WHAT IS NEEDED:
Which lines of the records contain "spojka"? Collect every one of them.

SUPPLIED DATA:
•••••

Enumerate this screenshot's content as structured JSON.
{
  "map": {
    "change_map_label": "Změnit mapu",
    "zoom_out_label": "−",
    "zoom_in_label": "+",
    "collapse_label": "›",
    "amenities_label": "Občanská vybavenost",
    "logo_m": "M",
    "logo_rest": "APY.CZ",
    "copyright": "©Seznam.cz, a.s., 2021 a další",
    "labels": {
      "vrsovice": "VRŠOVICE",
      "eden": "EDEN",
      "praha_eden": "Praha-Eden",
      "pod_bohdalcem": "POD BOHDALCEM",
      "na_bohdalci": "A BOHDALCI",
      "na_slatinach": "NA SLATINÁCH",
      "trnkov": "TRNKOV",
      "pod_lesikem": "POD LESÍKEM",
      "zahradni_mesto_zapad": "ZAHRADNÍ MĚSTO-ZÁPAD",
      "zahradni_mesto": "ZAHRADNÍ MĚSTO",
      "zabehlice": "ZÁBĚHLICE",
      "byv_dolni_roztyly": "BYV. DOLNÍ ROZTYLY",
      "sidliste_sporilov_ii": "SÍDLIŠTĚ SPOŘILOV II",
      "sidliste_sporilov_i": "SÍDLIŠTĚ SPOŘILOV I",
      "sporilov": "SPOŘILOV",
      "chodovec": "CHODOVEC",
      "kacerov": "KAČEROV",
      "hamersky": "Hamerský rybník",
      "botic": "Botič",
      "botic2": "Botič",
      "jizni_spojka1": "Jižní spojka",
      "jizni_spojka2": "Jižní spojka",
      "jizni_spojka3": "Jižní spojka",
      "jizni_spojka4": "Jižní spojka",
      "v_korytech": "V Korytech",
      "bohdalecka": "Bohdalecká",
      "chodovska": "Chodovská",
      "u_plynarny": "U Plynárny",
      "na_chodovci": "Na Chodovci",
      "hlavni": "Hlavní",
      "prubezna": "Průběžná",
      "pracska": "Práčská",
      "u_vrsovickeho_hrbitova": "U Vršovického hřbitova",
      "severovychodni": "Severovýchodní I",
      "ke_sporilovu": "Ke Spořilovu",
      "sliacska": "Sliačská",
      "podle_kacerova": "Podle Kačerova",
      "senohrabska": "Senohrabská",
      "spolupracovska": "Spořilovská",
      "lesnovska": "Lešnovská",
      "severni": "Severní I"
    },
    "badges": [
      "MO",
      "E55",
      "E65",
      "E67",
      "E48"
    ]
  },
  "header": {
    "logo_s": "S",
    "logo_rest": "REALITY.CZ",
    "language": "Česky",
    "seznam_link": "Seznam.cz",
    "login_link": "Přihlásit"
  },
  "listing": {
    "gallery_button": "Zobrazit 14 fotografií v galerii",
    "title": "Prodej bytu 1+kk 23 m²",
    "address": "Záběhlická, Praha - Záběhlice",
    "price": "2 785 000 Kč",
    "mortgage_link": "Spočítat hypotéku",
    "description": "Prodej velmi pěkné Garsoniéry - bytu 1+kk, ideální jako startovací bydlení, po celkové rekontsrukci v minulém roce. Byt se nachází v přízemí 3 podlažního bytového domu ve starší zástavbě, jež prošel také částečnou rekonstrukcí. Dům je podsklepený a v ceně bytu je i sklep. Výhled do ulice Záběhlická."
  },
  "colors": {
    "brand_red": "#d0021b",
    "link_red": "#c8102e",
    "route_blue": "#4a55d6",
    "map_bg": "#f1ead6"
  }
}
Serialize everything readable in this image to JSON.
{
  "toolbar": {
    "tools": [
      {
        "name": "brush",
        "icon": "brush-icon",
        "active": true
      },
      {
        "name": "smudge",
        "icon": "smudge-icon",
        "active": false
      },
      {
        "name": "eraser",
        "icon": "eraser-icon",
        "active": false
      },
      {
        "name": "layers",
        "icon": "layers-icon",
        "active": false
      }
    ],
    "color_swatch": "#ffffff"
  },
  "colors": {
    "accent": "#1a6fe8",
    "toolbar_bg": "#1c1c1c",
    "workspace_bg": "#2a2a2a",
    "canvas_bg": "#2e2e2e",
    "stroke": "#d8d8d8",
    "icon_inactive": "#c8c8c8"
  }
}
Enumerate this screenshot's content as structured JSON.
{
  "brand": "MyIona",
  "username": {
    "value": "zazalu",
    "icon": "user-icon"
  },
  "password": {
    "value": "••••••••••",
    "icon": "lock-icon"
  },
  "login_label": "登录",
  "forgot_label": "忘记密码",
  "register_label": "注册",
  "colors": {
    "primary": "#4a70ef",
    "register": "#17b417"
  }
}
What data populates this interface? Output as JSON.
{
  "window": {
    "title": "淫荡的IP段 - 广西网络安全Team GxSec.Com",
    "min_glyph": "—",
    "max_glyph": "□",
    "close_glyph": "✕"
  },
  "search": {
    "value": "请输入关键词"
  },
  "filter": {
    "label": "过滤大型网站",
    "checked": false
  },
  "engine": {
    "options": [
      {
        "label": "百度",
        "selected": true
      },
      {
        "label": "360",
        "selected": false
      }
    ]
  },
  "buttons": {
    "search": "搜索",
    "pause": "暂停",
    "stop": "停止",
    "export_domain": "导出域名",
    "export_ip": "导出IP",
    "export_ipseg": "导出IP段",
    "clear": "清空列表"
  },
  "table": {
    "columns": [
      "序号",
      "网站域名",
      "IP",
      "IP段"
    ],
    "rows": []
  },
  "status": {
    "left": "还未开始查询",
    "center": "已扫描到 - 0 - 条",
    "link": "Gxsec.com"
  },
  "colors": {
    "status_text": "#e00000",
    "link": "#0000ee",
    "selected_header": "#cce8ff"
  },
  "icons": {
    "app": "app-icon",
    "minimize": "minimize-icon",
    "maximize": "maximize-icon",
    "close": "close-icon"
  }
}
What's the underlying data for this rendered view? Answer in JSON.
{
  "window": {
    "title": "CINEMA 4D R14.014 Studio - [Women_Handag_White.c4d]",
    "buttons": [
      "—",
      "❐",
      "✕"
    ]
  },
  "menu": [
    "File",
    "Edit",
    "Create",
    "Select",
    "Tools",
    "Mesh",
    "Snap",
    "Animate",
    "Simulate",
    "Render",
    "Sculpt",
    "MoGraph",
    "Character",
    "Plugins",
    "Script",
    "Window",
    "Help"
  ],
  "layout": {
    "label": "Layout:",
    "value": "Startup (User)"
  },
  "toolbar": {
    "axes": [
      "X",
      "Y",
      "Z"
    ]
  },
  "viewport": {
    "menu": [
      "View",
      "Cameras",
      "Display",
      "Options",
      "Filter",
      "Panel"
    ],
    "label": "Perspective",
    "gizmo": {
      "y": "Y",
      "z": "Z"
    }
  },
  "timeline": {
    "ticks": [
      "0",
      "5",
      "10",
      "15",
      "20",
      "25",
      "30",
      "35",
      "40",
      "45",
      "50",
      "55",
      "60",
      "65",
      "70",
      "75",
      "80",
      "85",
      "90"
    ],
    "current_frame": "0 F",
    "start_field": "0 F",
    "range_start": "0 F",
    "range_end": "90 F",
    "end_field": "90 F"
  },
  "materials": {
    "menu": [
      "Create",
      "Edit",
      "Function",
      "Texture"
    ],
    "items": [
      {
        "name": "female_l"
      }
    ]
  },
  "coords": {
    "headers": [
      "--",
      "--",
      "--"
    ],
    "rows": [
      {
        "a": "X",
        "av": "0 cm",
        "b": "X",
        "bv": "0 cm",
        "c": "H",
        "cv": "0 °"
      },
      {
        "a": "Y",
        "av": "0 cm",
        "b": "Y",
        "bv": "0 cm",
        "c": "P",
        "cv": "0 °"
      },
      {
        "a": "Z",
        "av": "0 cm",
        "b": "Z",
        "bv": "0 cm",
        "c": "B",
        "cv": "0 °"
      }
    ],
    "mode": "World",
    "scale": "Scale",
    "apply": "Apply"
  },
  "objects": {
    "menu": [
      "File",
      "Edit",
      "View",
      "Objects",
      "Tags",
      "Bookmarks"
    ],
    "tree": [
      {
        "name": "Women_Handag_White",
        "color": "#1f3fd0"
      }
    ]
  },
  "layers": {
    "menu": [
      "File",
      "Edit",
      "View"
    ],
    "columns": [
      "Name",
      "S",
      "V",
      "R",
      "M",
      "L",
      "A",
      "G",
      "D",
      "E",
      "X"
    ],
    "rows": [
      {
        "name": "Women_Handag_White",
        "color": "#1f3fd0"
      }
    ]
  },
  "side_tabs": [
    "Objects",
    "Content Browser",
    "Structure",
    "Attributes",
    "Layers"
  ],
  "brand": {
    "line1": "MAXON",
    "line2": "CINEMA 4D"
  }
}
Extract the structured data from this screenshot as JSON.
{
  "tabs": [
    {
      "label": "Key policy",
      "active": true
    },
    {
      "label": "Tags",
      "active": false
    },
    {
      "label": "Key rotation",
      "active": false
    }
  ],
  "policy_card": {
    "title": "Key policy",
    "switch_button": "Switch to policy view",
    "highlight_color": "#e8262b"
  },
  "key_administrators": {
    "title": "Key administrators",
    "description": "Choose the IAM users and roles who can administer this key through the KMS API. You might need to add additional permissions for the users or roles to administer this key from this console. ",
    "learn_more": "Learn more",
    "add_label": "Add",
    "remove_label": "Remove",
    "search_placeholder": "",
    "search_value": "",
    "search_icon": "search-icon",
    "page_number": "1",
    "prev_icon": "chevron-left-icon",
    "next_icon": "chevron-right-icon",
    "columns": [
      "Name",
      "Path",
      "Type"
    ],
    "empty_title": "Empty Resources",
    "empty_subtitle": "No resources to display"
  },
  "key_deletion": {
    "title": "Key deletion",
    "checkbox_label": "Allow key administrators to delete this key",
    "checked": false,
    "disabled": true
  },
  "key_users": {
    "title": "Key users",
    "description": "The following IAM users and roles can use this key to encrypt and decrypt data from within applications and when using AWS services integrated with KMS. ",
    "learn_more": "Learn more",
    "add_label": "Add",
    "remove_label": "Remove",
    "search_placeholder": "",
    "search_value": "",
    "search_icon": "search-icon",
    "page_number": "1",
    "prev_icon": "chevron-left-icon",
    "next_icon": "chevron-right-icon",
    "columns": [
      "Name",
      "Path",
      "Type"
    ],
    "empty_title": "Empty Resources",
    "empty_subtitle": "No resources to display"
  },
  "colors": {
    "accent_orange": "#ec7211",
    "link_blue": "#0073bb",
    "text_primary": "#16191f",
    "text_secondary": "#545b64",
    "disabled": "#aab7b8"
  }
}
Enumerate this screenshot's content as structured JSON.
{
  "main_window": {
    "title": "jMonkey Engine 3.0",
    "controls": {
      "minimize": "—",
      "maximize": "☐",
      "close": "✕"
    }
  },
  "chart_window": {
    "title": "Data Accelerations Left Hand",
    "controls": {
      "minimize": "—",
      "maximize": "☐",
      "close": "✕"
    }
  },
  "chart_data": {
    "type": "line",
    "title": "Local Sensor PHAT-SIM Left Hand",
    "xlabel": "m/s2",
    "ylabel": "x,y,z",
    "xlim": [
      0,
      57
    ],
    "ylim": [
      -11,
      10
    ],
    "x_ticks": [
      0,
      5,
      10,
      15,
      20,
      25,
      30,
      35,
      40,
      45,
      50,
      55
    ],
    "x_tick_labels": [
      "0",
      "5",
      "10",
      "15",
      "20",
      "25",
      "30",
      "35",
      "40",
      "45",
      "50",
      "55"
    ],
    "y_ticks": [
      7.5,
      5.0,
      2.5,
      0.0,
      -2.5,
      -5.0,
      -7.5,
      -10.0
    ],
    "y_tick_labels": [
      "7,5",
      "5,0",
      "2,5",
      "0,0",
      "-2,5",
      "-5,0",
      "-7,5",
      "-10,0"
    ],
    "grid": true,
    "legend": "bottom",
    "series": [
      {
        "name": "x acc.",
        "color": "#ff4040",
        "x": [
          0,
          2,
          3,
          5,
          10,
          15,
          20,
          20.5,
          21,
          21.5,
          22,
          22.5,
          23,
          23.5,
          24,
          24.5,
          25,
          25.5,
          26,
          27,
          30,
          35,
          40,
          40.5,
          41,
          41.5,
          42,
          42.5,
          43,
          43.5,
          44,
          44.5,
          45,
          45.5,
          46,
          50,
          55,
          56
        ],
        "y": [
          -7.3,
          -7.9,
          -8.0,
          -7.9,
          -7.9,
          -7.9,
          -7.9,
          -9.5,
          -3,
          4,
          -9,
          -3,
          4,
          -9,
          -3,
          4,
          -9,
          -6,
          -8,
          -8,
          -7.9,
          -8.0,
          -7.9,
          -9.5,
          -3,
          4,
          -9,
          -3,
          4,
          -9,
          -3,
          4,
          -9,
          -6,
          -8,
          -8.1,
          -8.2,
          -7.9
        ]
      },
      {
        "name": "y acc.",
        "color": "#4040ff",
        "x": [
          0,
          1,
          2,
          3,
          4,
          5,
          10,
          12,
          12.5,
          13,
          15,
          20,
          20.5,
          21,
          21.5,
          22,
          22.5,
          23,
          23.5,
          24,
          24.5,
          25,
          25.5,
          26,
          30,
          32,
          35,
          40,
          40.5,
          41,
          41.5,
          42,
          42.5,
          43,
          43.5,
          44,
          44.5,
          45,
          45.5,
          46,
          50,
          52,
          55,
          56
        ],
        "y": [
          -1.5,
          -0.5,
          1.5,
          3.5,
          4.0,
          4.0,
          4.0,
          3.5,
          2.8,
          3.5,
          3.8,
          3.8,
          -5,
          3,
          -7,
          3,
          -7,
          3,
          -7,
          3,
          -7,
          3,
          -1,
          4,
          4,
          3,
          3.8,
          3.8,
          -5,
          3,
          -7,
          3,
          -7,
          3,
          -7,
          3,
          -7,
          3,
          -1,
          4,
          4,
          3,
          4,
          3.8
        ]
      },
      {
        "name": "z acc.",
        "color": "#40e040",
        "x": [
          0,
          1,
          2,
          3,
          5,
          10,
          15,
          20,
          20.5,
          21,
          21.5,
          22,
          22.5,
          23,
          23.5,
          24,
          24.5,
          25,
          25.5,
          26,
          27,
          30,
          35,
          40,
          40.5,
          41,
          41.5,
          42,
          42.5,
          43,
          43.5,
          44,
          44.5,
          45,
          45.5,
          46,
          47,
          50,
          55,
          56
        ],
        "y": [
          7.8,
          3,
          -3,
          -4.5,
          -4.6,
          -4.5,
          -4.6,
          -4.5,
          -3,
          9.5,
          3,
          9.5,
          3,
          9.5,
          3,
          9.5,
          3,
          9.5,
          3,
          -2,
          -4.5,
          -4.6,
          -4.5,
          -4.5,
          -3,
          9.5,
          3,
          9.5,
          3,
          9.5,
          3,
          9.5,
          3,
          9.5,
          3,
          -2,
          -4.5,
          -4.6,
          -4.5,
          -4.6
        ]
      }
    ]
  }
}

•••••

OUTPUT:
      "jizni_spojka1": "Jižní spojka",
      "jizni_spojka2": "Jižní spojka",
      "jizni_spojka3": "Jižní spojka",
      "jizni_spojka4": "Jižní spojka",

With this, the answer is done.